• [Prompt] Return every one of the following records unchanged, keeping each line identical to the original.

Dataset excerpt
╭──

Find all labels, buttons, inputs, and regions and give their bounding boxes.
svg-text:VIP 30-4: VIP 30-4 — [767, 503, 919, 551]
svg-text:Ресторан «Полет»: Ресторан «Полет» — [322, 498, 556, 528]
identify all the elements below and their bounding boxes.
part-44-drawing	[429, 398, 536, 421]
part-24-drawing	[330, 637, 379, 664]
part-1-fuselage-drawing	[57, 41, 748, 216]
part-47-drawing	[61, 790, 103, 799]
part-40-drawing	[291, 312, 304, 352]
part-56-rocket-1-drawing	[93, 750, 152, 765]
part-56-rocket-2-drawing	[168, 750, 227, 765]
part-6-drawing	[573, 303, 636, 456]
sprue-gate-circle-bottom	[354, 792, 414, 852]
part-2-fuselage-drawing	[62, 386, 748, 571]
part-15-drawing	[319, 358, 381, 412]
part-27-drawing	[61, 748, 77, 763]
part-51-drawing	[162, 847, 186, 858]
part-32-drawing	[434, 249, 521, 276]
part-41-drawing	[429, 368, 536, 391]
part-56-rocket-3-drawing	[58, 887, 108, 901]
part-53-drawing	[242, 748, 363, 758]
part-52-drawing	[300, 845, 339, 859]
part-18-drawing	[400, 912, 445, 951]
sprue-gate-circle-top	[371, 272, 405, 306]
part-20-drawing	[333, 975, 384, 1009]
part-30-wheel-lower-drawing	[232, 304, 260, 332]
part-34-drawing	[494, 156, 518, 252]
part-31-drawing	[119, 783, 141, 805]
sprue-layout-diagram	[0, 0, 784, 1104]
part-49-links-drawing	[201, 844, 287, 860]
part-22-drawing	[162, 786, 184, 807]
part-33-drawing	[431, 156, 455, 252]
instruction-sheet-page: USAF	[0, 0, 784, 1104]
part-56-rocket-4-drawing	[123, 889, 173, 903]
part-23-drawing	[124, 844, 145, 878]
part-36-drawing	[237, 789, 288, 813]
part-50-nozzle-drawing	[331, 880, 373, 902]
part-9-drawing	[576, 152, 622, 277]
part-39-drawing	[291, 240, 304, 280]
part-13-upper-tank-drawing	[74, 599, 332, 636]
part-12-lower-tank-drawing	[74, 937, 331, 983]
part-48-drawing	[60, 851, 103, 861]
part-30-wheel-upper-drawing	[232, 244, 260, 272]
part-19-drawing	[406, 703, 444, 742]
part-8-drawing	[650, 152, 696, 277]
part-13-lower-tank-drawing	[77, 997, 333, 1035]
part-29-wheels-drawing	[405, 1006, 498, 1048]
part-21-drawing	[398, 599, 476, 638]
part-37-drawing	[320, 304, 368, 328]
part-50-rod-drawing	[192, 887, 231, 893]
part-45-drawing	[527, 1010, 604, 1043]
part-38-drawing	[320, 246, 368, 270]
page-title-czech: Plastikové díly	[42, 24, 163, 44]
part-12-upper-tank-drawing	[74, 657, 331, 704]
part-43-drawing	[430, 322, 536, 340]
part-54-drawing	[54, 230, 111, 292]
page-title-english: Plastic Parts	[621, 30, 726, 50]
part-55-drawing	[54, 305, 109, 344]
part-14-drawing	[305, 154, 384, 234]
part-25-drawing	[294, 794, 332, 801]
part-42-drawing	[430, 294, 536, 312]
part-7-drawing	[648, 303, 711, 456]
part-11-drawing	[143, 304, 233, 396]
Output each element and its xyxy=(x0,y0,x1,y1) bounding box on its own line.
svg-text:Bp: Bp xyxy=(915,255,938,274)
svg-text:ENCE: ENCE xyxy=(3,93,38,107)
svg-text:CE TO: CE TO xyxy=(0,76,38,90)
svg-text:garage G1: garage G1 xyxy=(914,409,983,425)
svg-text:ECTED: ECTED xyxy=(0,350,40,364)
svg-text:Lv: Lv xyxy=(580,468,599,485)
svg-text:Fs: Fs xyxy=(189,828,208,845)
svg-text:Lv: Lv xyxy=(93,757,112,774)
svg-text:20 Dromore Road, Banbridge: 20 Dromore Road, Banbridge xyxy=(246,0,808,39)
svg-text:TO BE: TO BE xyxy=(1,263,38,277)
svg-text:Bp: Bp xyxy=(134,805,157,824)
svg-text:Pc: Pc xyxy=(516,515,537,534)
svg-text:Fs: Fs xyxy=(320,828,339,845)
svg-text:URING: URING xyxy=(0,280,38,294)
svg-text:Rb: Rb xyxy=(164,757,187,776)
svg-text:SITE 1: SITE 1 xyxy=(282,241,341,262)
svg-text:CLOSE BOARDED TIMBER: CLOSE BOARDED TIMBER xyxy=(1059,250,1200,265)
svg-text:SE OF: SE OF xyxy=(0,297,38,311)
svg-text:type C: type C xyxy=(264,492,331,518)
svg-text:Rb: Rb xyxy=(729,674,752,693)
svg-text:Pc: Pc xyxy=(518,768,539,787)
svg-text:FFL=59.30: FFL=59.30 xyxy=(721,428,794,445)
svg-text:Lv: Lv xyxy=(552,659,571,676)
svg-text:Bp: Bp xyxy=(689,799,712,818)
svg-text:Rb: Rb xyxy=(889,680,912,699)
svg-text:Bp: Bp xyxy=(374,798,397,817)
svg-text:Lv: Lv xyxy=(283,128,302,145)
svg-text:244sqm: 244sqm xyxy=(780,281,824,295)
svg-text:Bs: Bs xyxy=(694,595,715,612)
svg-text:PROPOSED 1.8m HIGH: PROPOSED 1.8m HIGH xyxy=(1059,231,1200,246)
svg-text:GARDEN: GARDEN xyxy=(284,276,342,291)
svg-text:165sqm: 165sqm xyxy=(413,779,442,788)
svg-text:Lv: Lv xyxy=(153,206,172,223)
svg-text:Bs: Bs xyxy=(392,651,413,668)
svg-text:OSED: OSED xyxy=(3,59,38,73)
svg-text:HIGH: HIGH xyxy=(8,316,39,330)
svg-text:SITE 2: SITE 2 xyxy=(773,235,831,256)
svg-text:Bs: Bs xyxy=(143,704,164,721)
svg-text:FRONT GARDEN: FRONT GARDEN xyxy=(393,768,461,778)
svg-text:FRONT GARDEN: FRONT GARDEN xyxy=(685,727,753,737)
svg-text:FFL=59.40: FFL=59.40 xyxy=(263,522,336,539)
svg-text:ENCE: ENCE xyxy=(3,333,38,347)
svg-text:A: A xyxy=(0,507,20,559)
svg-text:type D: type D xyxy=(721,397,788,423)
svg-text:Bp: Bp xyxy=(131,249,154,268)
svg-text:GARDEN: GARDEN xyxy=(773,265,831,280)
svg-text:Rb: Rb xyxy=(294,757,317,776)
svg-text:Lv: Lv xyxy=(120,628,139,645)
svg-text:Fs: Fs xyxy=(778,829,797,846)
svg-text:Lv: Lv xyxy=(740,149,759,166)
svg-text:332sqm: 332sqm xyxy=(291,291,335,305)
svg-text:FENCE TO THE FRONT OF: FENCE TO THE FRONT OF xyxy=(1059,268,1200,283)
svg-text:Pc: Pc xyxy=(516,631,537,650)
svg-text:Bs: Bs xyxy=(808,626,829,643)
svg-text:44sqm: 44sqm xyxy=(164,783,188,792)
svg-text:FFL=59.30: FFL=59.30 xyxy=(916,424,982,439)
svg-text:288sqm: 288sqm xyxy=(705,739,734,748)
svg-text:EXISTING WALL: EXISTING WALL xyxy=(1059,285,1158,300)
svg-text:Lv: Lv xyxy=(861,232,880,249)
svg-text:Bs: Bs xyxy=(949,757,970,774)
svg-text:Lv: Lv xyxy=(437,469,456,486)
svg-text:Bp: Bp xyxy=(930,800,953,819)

╰──

• [Exercise answer]
Find all labels, buttons, inputs, and regions and give their bounding boxes.
svg-text:VIP 30-4: VIP 30-4 — [767, 503, 919, 551]
svg-text:Ресторан «Полет»: Ресторан «Полет» — [322, 498, 556, 528]
identify all the elements below and their bounding boxes.
part-44-drawing	[429, 398, 536, 421]
part-24-drawing	[330, 637, 379, 664]
part-1-fuselage-drawing	[57, 41, 748, 216]
part-47-drawing	[61, 790, 103, 799]
part-40-drawing	[291, 312, 304, 352]
part-56-rocket-1-drawing	[93, 750, 152, 765]
part-56-rocket-2-drawing	[168, 750, 227, 765]
part-6-drawing	[573, 303, 636, 456]
sprue-gate-circle-bottom	[354, 792, 414, 852]
part-2-fuselage-drawing	[62, 386, 748, 571]
part-15-drawing	[319, 358, 381, 412]
part-27-drawing	[61, 748, 77, 763]
part-51-drawing	[162, 847, 186, 858]
part-32-drawing	[434, 249, 521, 276]
part-41-drawing	[429, 368, 536, 391]
part-56-rocket-3-drawing	[58, 887, 108, 901]
part-53-drawing	[242, 748, 363, 758]
part-52-drawing	[300, 845, 339, 859]
part-18-drawing	[400, 912, 445, 951]
sprue-gate-circle-top	[371, 272, 405, 306]
part-20-drawing	[333, 975, 384, 1009]
part-30-wheel-lower-drawing	[232, 304, 260, 332]
part-34-drawing	[494, 156, 518, 252]
part-31-drawing	[119, 783, 141, 805]
sprue-layout-diagram	[0, 0, 784, 1104]
part-49-links-drawing	[201, 844, 287, 860]
part-22-drawing	[162, 786, 184, 807]
part-33-drawing	[431, 156, 455, 252]
instruction-sheet-page: USAF	[0, 0, 784, 1104]
part-56-rocket-4-drawing	[123, 889, 173, 903]
part-23-drawing	[124, 844, 145, 878]
part-36-drawing	[237, 789, 288, 813]
part-50-nozzle-drawing	[331, 880, 373, 902]
part-9-drawing	[576, 152, 622, 277]
part-39-drawing	[291, 240, 304, 280]
part-13-upper-tank-drawing	[74, 599, 332, 636]
part-12-lower-tank-drawing	[74, 937, 331, 983]
part-48-drawing	[60, 851, 103, 861]
part-30-wheel-upper-drawing	[232, 244, 260, 272]
part-19-drawing	[406, 703, 444, 742]
part-8-drawing	[650, 152, 696, 277]
part-13-lower-tank-drawing	[77, 997, 333, 1035]
part-29-wheels-drawing	[405, 1006, 498, 1048]
part-21-drawing	[398, 599, 476, 638]
part-37-drawing	[320, 304, 368, 328]
part-50-rod-drawing	[192, 887, 231, 893]
part-45-drawing	[527, 1010, 604, 1043]
part-38-drawing	[320, 246, 368, 270]
page-title-czech: Plastikové díly	[42, 24, 163, 44]
part-12-upper-tank-drawing	[74, 657, 331, 704]
part-43-drawing	[430, 322, 536, 340]
part-54-drawing	[54, 230, 111, 292]
page-title-english: Plastic Parts	[621, 30, 726, 50]
part-55-drawing	[54, 305, 109, 344]
part-14-drawing	[305, 154, 384, 234]
part-25-drawing	[294, 794, 332, 801]
part-42-drawing	[430, 294, 536, 312]
part-7-drawing	[648, 303, 711, 456]
part-11-drawing	[143, 304, 233, 396]
Output each element and its xyxy=(x0,y0,x1,y1) bounding box on its own line.
svg-text:Bp: Bp xyxy=(915,255,938,274)
svg-text:ENCE: ENCE xyxy=(3,93,38,107)
svg-text:CE TO: CE TO xyxy=(0,76,38,90)
svg-text:garage G1: garage G1 xyxy=(914,409,983,425)
svg-text:ECTED: ECTED xyxy=(0,350,40,364)
svg-text:Lv: Lv xyxy=(580,468,599,485)
svg-text:Fs: Fs xyxy=(189,828,208,845)
svg-text:Lv: Lv xyxy=(93,757,112,774)
svg-text:20 Dromore Road, Banbridge: 20 Dromore Road, Banbridge xyxy=(246,0,808,39)
svg-text:TO BE: TO BE xyxy=(1,263,38,277)
svg-text:Bp: Bp xyxy=(134,805,157,824)
svg-text:Pc: Pc xyxy=(516,515,537,534)
svg-text:Fs: Fs xyxy=(320,828,339,845)
svg-text:URING: URING xyxy=(0,280,38,294)
svg-text:Rb: Rb xyxy=(164,757,187,776)
svg-text:SITE 1: SITE 1 xyxy=(282,241,341,262)
svg-text:CLOSE BOARDED TIMBER: CLOSE BOARDED TIMBER xyxy=(1059,250,1200,265)
svg-text:SE OF: SE OF xyxy=(0,297,38,311)
svg-text:type C: type C xyxy=(264,492,331,518)
svg-text:Rb: Rb xyxy=(729,674,752,693)
svg-text:Pc: Pc xyxy=(518,768,539,787)
svg-text:FFL=59.30: FFL=59.30 xyxy=(721,428,794,445)
svg-text:Lv: Lv xyxy=(552,659,571,676)
svg-text:Bp: Bp xyxy=(689,799,712,818)
svg-text:Rb: Rb xyxy=(889,680,912,699)
svg-text:Bp: Bp xyxy=(374,798,397,817)
svg-text:Lv: Lv xyxy=(283,128,302,145)
svg-text:244sqm: 244sqm xyxy=(780,281,824,295)
svg-text:Bs: Bs xyxy=(694,595,715,612)
svg-text:PROPOSED 1.8m HIGH: PROPOSED 1.8m HIGH xyxy=(1059,231,1200,246)
svg-text:GARDEN: GARDEN xyxy=(284,276,342,291)
svg-text:165sqm: 165sqm xyxy=(413,779,442,788)
svg-text:Lv: Lv xyxy=(153,206,172,223)
svg-text:Bs: Bs xyxy=(392,651,413,668)
svg-text:OSED: OSED xyxy=(3,59,38,73)
svg-text:HIGH: HIGH xyxy=(8,316,39,330)
svg-text:SITE 2: SITE 2 xyxy=(773,235,831,256)
svg-text:Bs: Bs xyxy=(143,704,164,721)
svg-text:FRONT GARDEN: FRONT GARDEN xyxy=(393,768,461,778)
svg-text:FRONT GARDEN: FRONT GARDEN xyxy=(685,727,753,737)
svg-text:FFL=59.40: FFL=59.40 xyxy=(263,522,336,539)
svg-text:ENCE: ENCE xyxy=(3,333,38,347)
svg-text:A: A xyxy=(0,507,20,559)
svg-text:type D: type D xyxy=(721,397,788,423)
svg-text:Bp: Bp xyxy=(131,249,154,268)
svg-text:GARDEN: GARDEN xyxy=(773,265,831,280)
svg-text:Rb: Rb xyxy=(294,757,317,776)
svg-text:Lv: Lv xyxy=(120,628,139,645)
svg-text:Fs: Fs xyxy=(778,829,797,846)
svg-text:Lv: Lv xyxy=(740,149,759,166)
svg-text:332sqm: 332sqm xyxy=(291,291,335,305)
svg-text:FENCE TO THE FRONT OF: FENCE TO THE FRONT OF xyxy=(1059,268,1200,283)
svg-text:Pc: Pc xyxy=(516,631,537,650)
svg-text:Bs: Bs xyxy=(808,626,829,643)
svg-text:44sqm: 44sqm xyxy=(164,783,188,792)
svg-text:FFL=59.30: FFL=59.30 xyxy=(916,424,982,439)
svg-text:288sqm: 288sqm xyxy=(705,739,734,748)
svg-text:EXISTING WALL: EXISTING WALL xyxy=(1059,285,1158,300)
svg-text:Lv: Lv xyxy=(861,232,880,249)
svg-text:Bs: Bs xyxy=(949,757,970,774)
svg-text:Lv: Lv xyxy=(437,469,456,486)
svg-text:Bp: Bp xyxy=(930,800,953,819)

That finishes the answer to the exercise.